_OBJECTIVE_
Keep the images out and copy every entry below exactly.

_STORED DATA_
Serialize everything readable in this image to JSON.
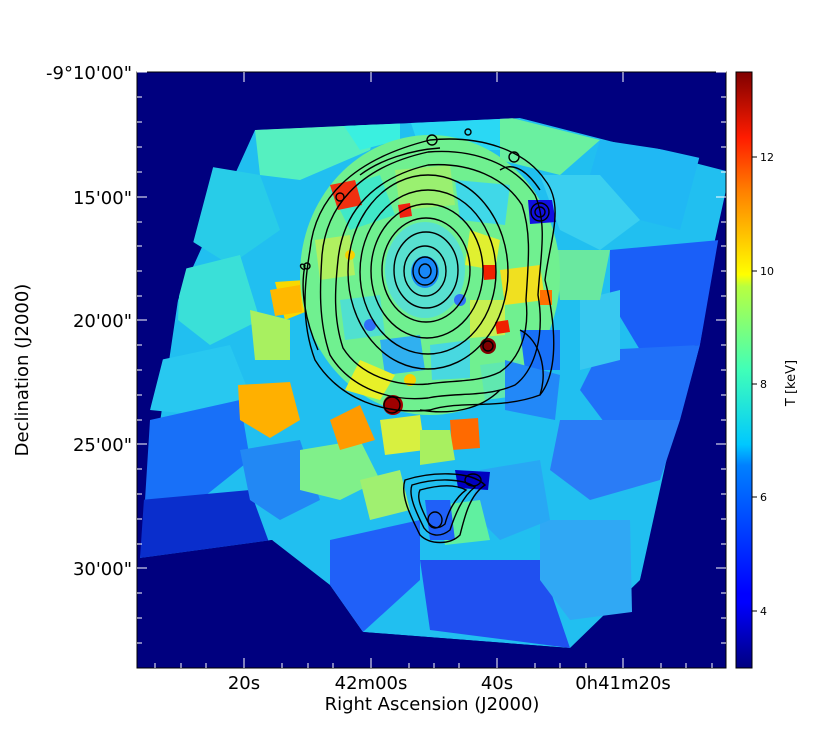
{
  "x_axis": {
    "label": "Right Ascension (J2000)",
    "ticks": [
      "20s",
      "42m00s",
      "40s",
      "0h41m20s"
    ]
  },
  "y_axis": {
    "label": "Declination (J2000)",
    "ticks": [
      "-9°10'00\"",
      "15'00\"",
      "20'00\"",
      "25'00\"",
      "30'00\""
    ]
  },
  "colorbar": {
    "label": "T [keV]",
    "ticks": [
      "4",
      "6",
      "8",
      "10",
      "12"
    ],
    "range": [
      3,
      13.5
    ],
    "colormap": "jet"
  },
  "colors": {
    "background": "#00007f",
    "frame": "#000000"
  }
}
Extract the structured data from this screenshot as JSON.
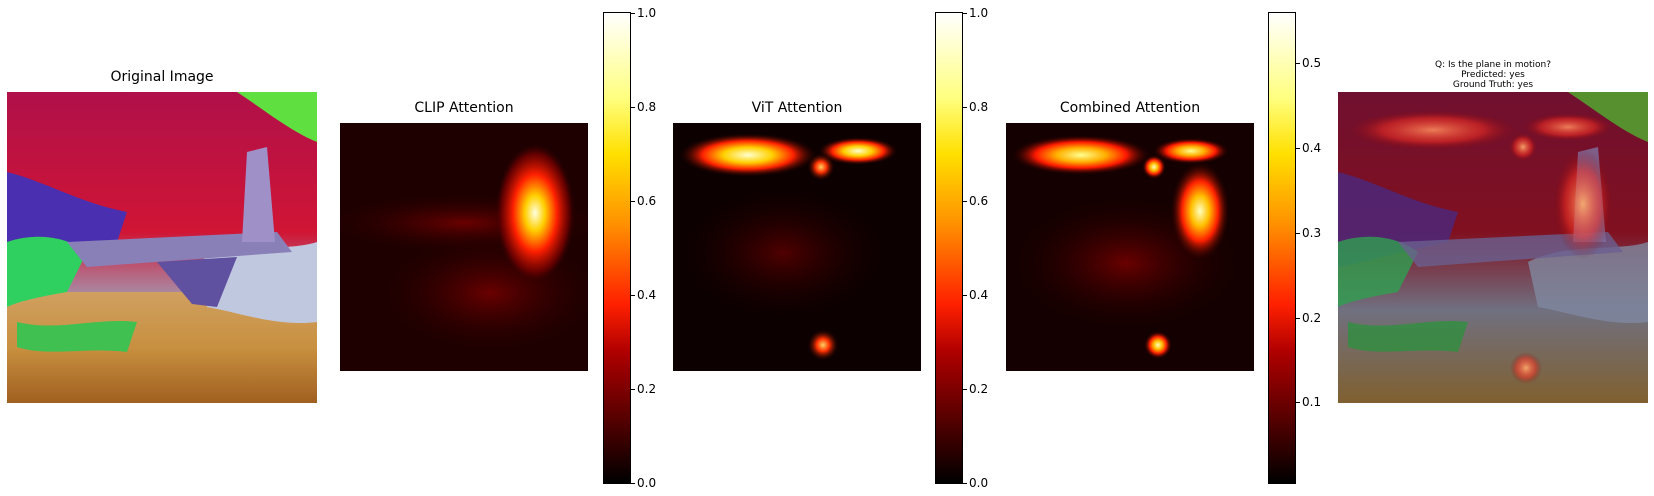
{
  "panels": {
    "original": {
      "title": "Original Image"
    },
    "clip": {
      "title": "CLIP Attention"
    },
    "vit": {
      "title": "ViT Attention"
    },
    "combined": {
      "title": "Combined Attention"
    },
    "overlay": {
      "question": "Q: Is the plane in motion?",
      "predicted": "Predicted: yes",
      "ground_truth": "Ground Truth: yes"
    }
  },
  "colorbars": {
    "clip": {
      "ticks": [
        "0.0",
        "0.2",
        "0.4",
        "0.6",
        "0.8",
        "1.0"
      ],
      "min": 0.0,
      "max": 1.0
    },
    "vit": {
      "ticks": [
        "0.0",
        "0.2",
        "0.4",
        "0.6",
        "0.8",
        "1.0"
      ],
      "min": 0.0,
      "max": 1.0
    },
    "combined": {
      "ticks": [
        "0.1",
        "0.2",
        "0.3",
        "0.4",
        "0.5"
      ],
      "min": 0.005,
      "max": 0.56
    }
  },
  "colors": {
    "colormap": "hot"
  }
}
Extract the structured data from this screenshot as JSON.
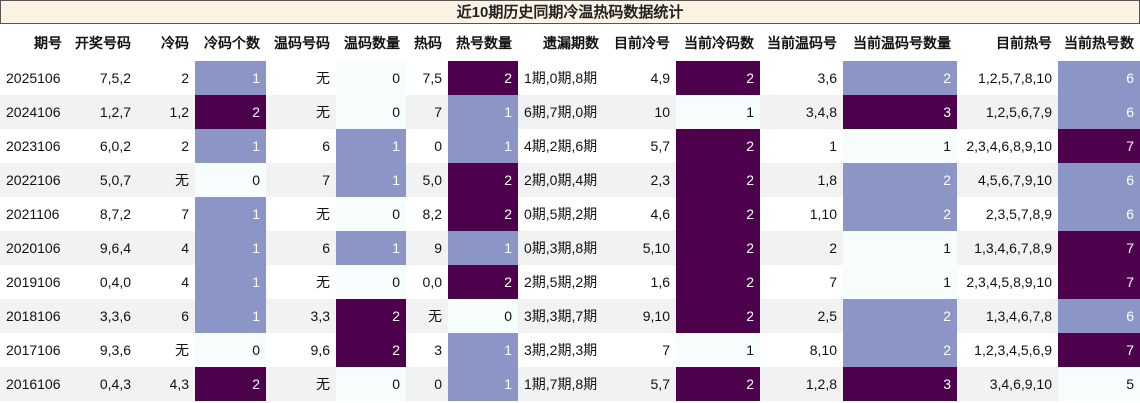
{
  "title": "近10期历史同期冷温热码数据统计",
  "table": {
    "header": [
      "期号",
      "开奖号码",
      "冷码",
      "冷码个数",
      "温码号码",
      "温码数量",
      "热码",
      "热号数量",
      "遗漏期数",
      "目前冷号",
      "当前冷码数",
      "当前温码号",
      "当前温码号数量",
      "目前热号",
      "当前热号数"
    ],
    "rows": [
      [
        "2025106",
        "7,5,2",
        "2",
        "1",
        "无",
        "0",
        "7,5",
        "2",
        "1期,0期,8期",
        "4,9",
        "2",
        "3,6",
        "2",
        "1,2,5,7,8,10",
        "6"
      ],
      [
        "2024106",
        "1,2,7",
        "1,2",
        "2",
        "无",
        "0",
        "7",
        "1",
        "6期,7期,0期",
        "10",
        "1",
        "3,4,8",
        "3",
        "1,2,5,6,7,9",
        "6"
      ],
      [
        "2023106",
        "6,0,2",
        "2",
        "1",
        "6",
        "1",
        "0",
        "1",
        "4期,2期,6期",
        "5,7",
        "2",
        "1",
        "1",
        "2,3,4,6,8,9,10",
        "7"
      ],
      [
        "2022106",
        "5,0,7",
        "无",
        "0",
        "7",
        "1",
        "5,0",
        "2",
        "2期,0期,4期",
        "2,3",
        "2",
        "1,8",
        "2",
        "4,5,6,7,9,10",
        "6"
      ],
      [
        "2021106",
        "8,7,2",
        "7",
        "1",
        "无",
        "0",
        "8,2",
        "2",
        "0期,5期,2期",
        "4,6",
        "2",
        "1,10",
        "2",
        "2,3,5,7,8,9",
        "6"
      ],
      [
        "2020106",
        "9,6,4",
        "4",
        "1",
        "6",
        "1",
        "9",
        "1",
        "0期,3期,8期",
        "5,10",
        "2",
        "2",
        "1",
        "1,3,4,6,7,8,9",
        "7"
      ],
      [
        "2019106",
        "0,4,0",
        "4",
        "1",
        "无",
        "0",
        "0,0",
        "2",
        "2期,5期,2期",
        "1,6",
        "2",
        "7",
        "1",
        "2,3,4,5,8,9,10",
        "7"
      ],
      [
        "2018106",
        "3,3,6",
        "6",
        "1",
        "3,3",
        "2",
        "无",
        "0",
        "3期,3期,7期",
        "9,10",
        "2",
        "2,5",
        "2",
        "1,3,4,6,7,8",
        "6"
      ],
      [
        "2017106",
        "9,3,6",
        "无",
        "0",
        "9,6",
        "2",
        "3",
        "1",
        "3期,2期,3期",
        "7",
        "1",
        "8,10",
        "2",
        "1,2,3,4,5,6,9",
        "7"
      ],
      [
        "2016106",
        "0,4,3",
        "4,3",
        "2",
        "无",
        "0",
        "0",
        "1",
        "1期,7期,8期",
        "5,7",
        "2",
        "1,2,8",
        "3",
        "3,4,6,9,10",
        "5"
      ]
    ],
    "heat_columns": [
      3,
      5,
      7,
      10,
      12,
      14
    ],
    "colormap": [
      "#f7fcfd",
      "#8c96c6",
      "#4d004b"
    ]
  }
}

_FINISHED EXERCISE_
Serialize everything readable in this image to JSON.
{
  "x_axis": {
    "label": "Right Ascension (J2000)",
    "ticks": [
      "20s",
      "42m00s",
      "40s",
      "0h41m20s"
    ]
  },
  "y_axis": {
    "label": "Declination (J2000)",
    "ticks": [
      "-9°10'00\"",
      "15'00\"",
      "20'00\"",
      "25'00\"",
      "30'00\""
    ]
  },
  "colorbar": {
    "label": "T [keV]",
    "ticks": [
      "4",
      "6",
      "8",
      "10",
      "12"
    ],
    "range": [
      3,
      13.5
    ],
    "colormap": "jet"
  },
  "colors": {
    "background": "#00007f",
    "frame": "#000000"
  }
}
Extract the structured data from this screenshot as JSON.
{
  "panels": {
    "original": {
      "title": "Original Image"
    },
    "clip": {
      "title": "CLIP Attention"
    },
    "vit": {
      "title": "ViT Attention"
    },
    "combined": {
      "title": "Combined Attention"
    },
    "overlay": {
      "question": "Q: Is the plane in motion?",
      "predicted": "Predicted: yes",
      "ground_truth": "Ground Truth: yes"
    }
  },
  "colorbars": {
    "clip": {
      "ticks": [
        "0.0",
        "0.2",
        "0.4",
        "0.6",
        "0.8",
        "1.0"
      ],
      "min": 0.0,
      "max": 1.0
    },
    "vit": {
      "ticks": [
        "0.0",
        "0.2",
        "0.4",
        "0.6",
        "0.8",
        "1.0"
      ],
      "min": 0.0,
      "max": 1.0
    },
    "combined": {
      "ticks": [
        "0.1",
        "0.2",
        "0.3",
        "0.4",
        "0.5"
      ],
      "min": 0.005,
      "max": 0.56
    }
  },
  "colors": {
    "colormap": "hot"
  }
}
Extract the structured data from this screenshot as JSON.
{
  "title": "近10期历史同期冷温热码数据统计",
  "table": {
    "header": [
      "期号",
      "开奖号码",
      "冷码",
      "冷码个数",
      "温码号码",
      "温码数量",
      "热码",
      "热号数量",
      "遗漏期数",
      "目前冷号",
      "当前冷码数",
      "当前温码号",
      "当前温码号数量",
      "目前热号",
      "当前热号数"
    ],
    "rows": [
      [
        "2025106",
        "7,5,2",
        "2",
        "1",
        "无",
        "0",
        "7,5",
        "2",
        "1期,0期,8期",
        "4,9",
        "2",
        "3,6",
        "2",
        "1,2,5,7,8,10",
        "6"
      ],
      [
        "2024106",
        "1,2,7",
        "1,2",
        "2",
        "无",
        "0",
        "7",
        "1",
        "6期,7期,0期",
        "10",
        "1",
        "3,4,8",
        "3",
        "1,2,5,6,7,9",
        "6"
      ],
      [
        "2023106",
        "6,0,2",
        "2",
        "1",
        "6",
        "1",
        "0",
        "1",
        "4期,2期,6期",
        "5,7",
        "2",
        "1",
        "1",
        "2,3,4,6,8,9,10",
        "7"
      ],
      [
        "2022106",
        "5,0,7",
        "无",
        "0",
        "7",
        "1",
        "5,0",
        "2",
        "2期,0期,4期",
        "2,3",
        "2",
        "1,8",
        "2",
        "4,5,6,7,9,10",
        "6"
      ],
      [
        "2021106",
        "8,7,2",
        "7",
        "1",
        "无",
        "0",
        "8,2",
        "2",
        "0期,5期,2期",
        "4,6",
        "2",
        "1,10",
        "2",
        "2,3,5,7,8,9",
        "6"
      ],
      [
        "2020106",
        "9,6,4",
        "4",
        "1",
        "6",
        "1",
        "9",
        "1",
        "0期,3期,8期",
        "5,10",
        "2",
        "2",
        "1",
        "1,3,4,6,7,8,9",
        "7"
      ],
      [
        "2019106",
        "0,4,0",
        "4",
        "1",
        "无",
        "0",
        "0,0",
        "2",
        "2期,5期,2期",
        "1,6",
        "2",
        "7",
        "1",
        "2,3,4,5,8,9,10",
        "7"
      ],
      [
        "2018106",
        "3,3,6",
        "6",
        "1",
        "3,3",
        "2",
        "无",
        "0",
        "3期,3期,7期",
        "9,10",
        "2",
        "2,5",
        "2",
        "1,3,4,6,7,8",
        "6"
      ],
      [
        "2017106",
        "9,3,6",
        "无",
        "0",
        "9,6",
        "2",
        "3",
        "1",
        "3期,2期,3期",
        "7",
        "1",
        "8,10",
        "2",
        "1,2,3,4,5,6,9",
        "7"
      ],
      [
        "2016106",
        "0,4,3",
        "4,3",
        "2",
        "无",
        "0",
        "0",
        "1",
        "1期,7期,8期",
        "5,7",
        "2",
        "1,2,8",
        "3",
        "3,4,6,9,10",
        "5"
      ]
    ],
    "heat_columns": [
      3,
      5,
      7,
      10,
      12,
      14
    ],
    "colormap": [
      "#f7fcfd",
      "#8c96c6",
      "#4d004b"
    ]
  }
}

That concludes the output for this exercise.